Start Information given

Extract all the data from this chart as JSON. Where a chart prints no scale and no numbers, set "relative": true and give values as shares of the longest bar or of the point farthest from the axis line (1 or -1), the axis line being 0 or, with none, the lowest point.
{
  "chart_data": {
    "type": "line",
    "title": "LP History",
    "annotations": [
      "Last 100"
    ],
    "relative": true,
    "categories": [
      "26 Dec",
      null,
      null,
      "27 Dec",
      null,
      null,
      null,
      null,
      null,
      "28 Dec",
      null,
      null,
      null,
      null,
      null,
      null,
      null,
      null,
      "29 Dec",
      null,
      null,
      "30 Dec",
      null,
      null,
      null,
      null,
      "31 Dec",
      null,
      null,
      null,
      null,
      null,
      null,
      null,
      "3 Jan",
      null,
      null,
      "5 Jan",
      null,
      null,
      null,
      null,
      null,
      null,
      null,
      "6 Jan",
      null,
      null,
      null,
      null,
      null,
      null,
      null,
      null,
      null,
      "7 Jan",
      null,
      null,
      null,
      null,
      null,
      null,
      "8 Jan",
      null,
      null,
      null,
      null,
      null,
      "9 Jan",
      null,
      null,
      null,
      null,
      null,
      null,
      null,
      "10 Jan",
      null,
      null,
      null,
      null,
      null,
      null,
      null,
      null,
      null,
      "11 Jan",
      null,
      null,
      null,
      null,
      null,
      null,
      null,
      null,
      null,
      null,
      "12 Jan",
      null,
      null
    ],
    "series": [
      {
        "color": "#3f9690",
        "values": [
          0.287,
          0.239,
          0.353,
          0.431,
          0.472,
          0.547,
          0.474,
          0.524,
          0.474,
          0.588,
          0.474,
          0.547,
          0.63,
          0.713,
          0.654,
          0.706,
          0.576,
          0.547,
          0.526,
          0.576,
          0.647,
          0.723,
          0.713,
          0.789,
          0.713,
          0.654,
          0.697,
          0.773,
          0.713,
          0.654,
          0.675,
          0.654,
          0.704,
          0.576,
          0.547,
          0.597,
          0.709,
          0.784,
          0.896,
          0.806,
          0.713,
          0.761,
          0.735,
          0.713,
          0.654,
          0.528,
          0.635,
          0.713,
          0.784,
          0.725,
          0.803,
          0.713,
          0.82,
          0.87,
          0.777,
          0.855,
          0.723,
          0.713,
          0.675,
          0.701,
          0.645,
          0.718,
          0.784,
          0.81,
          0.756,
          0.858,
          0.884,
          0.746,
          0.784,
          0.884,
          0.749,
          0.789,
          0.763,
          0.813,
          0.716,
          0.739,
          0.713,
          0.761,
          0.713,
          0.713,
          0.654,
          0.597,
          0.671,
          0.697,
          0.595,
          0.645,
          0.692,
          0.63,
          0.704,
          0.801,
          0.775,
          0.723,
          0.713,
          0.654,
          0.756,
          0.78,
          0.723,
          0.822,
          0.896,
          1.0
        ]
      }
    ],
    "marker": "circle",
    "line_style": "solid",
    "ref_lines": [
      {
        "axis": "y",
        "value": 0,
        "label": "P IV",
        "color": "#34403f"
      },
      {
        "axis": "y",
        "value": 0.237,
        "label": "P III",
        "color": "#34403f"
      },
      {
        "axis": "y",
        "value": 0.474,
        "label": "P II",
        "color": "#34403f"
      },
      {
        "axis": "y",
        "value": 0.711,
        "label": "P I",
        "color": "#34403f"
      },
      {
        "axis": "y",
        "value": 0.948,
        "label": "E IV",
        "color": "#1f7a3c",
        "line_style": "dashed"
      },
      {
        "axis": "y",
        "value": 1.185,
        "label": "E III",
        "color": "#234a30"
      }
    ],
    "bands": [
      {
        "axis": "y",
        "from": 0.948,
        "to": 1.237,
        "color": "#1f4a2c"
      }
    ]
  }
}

End Information given
Start Information given

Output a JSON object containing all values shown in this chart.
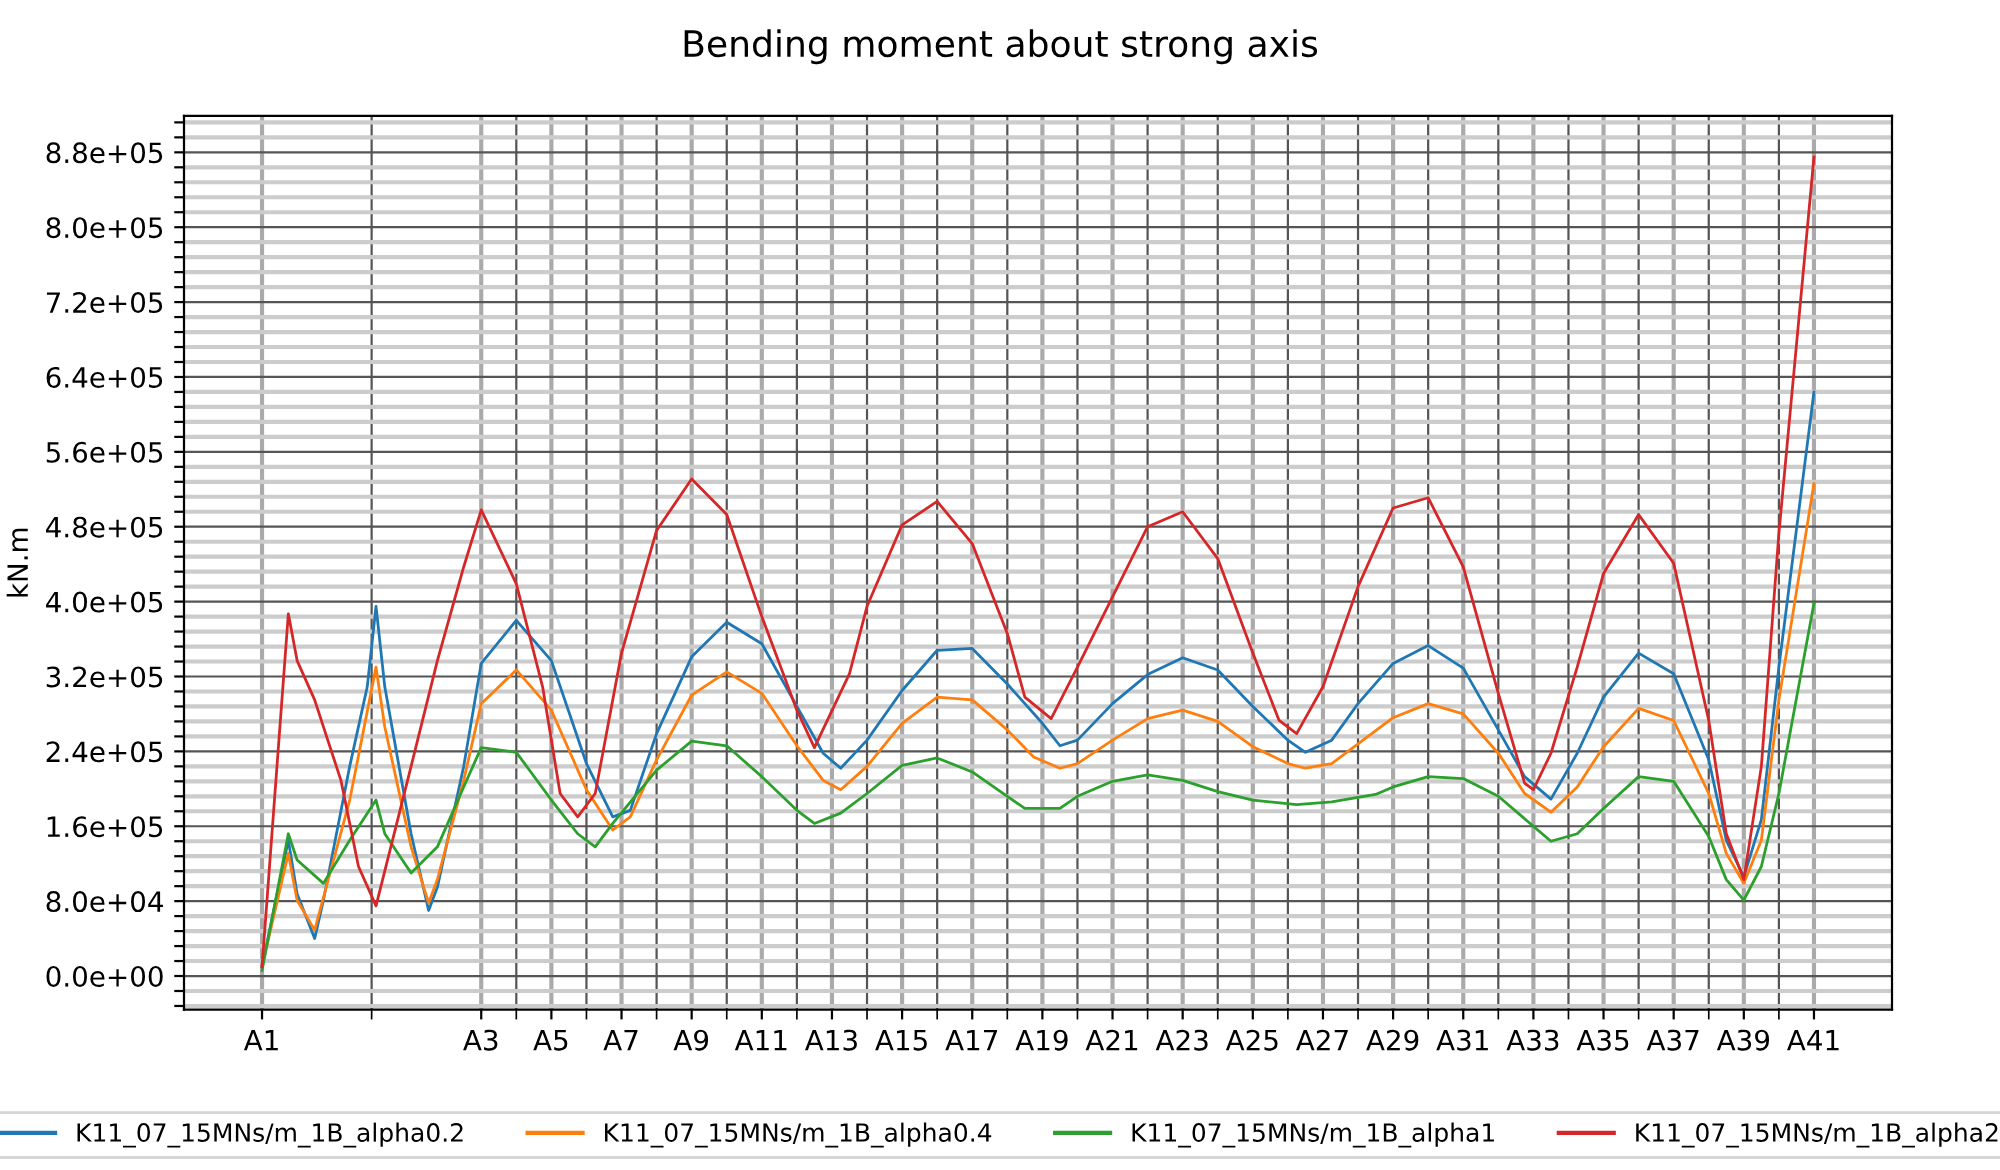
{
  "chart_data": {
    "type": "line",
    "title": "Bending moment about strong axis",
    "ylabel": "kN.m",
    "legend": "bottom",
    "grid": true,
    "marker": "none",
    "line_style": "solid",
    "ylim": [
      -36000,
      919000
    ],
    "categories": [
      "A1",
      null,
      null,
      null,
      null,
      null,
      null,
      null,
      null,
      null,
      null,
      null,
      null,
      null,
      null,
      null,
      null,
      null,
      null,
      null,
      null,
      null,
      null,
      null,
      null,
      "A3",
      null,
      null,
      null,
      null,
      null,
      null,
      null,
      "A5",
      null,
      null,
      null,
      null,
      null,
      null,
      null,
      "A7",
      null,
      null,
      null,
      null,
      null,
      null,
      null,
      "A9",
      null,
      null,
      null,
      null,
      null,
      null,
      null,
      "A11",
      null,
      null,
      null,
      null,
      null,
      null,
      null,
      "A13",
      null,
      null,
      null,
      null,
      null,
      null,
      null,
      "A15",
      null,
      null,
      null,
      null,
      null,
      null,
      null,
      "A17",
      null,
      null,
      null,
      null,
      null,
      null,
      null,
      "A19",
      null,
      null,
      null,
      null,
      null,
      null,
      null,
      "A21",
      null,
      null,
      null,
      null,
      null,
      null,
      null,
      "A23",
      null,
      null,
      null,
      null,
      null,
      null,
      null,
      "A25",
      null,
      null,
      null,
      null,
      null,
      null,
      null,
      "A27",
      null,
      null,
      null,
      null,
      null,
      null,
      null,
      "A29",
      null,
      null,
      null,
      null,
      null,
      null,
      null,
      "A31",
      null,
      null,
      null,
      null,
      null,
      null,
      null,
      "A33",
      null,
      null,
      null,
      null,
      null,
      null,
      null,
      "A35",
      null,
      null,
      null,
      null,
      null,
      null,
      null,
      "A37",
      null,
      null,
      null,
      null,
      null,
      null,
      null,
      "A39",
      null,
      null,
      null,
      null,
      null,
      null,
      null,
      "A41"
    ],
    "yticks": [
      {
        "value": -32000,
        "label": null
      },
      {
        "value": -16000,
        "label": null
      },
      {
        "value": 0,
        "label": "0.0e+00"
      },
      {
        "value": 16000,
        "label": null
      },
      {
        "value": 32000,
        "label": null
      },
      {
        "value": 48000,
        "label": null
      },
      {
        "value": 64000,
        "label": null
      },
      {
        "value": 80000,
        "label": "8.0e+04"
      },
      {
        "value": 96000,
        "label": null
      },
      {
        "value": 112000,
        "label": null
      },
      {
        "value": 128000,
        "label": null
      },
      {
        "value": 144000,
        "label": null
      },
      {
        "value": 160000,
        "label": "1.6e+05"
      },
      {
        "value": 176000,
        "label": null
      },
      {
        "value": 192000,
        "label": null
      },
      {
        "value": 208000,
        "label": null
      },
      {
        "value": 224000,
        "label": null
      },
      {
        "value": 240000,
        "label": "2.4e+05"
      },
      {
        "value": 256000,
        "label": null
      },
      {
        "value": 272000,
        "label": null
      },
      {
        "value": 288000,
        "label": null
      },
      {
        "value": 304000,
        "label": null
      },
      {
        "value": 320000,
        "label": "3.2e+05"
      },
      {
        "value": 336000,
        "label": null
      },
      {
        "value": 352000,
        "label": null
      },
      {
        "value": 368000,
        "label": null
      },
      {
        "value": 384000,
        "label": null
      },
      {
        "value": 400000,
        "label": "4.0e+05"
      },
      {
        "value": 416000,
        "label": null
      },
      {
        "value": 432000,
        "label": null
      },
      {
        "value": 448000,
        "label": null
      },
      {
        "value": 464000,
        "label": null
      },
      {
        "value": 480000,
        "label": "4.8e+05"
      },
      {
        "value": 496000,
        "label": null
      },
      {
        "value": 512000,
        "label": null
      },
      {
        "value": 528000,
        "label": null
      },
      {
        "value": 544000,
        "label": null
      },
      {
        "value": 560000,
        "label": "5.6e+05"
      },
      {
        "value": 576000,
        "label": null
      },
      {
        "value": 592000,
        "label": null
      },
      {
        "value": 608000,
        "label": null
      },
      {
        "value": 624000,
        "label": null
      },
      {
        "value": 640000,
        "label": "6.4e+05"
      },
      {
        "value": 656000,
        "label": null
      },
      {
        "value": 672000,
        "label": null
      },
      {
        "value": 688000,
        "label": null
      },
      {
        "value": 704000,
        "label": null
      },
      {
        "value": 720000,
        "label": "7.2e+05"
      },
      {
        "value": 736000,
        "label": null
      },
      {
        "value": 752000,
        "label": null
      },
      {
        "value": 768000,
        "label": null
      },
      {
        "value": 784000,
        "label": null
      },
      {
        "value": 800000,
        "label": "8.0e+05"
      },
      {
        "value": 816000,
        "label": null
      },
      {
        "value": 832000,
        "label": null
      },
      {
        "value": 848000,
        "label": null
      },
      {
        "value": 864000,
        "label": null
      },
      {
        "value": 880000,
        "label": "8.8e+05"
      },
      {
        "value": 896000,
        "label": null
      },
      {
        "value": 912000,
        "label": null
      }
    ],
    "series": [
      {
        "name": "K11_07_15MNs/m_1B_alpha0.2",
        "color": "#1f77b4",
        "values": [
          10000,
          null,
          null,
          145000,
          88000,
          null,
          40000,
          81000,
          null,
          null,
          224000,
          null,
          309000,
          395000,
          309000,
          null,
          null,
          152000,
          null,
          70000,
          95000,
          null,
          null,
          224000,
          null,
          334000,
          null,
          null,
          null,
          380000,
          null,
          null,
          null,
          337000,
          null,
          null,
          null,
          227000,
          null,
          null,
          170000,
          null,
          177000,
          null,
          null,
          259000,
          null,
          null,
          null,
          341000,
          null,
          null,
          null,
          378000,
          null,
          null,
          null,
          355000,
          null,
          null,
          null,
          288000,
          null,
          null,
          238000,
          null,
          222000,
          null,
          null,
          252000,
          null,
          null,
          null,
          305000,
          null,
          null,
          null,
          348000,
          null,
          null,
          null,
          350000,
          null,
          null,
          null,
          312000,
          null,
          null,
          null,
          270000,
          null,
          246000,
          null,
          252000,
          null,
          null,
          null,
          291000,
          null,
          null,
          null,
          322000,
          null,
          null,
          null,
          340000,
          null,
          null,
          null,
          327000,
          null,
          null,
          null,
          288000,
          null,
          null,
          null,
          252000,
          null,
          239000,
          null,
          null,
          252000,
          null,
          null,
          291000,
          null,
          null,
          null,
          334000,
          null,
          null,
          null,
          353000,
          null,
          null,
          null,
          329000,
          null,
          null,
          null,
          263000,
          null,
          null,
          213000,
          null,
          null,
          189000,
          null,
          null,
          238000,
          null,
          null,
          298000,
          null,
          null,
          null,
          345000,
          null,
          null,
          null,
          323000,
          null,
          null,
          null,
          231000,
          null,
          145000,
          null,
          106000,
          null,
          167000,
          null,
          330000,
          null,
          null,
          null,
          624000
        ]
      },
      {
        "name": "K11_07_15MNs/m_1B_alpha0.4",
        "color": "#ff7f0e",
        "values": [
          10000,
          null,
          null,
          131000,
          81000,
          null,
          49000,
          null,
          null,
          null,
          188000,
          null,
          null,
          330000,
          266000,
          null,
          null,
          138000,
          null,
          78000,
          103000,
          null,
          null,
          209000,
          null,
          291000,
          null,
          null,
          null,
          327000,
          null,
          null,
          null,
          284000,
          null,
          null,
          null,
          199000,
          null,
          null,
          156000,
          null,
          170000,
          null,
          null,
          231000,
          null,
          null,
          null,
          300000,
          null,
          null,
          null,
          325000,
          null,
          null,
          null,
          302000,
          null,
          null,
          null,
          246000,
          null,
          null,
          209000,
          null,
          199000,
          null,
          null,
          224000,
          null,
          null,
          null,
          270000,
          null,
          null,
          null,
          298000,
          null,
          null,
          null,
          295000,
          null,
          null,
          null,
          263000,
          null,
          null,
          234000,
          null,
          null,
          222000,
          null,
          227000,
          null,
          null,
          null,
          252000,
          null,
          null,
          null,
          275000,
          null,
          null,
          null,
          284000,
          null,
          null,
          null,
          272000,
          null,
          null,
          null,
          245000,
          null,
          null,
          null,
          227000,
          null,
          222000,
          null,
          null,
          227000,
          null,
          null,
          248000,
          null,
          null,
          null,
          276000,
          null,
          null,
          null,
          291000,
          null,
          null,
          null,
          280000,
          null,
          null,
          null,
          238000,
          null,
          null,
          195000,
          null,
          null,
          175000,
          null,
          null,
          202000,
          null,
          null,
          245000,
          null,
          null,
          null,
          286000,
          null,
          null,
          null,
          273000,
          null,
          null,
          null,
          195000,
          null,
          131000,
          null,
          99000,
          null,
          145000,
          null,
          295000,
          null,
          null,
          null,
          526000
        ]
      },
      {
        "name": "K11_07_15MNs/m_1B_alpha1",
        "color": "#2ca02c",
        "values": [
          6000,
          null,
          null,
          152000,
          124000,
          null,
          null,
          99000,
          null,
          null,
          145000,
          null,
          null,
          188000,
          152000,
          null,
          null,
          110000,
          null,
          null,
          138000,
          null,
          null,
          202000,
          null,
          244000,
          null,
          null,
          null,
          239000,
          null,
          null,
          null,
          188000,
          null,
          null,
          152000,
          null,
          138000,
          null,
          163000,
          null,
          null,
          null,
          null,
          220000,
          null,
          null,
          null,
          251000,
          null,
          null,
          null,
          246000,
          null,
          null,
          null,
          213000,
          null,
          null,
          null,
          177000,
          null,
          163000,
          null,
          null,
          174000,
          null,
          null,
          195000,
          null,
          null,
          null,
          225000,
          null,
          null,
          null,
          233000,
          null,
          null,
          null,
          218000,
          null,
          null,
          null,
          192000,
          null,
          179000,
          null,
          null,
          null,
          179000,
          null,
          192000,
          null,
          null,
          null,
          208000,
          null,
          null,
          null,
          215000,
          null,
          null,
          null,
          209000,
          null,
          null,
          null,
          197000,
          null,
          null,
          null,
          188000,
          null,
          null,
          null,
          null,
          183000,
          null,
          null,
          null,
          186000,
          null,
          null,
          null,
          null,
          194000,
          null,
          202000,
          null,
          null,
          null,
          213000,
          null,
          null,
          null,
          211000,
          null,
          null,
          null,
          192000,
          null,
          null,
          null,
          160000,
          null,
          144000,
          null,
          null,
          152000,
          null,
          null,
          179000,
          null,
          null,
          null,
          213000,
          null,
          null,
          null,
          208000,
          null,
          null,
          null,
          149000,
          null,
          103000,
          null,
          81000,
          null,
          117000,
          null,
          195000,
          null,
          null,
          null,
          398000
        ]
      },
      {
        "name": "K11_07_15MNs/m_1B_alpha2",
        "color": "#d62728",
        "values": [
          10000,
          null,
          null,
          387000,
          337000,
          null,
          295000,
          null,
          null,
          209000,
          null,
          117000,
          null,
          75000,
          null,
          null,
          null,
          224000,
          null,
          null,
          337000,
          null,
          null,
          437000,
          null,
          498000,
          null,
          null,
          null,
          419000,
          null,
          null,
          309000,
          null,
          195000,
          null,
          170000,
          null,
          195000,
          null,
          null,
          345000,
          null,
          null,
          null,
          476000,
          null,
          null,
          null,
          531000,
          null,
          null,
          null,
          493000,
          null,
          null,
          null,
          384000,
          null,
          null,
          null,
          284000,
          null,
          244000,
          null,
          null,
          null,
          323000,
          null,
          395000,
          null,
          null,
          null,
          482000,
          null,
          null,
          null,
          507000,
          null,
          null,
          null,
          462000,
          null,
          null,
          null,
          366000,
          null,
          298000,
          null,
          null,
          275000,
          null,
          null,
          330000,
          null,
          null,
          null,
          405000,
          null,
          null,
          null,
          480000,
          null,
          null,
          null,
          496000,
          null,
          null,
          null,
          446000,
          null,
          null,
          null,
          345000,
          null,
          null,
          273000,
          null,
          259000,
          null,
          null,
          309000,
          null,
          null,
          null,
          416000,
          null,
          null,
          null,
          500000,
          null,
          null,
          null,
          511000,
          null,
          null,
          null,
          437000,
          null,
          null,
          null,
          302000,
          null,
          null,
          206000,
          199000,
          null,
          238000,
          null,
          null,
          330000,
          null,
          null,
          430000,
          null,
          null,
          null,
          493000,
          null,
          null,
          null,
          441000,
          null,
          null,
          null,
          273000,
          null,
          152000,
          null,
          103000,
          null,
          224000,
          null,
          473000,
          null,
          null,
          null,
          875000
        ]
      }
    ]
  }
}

End Information given

▸ **Problem details**: Of all the lines above, how many contain the word "color"? Answer with only the number.

▸ **Result below**: 12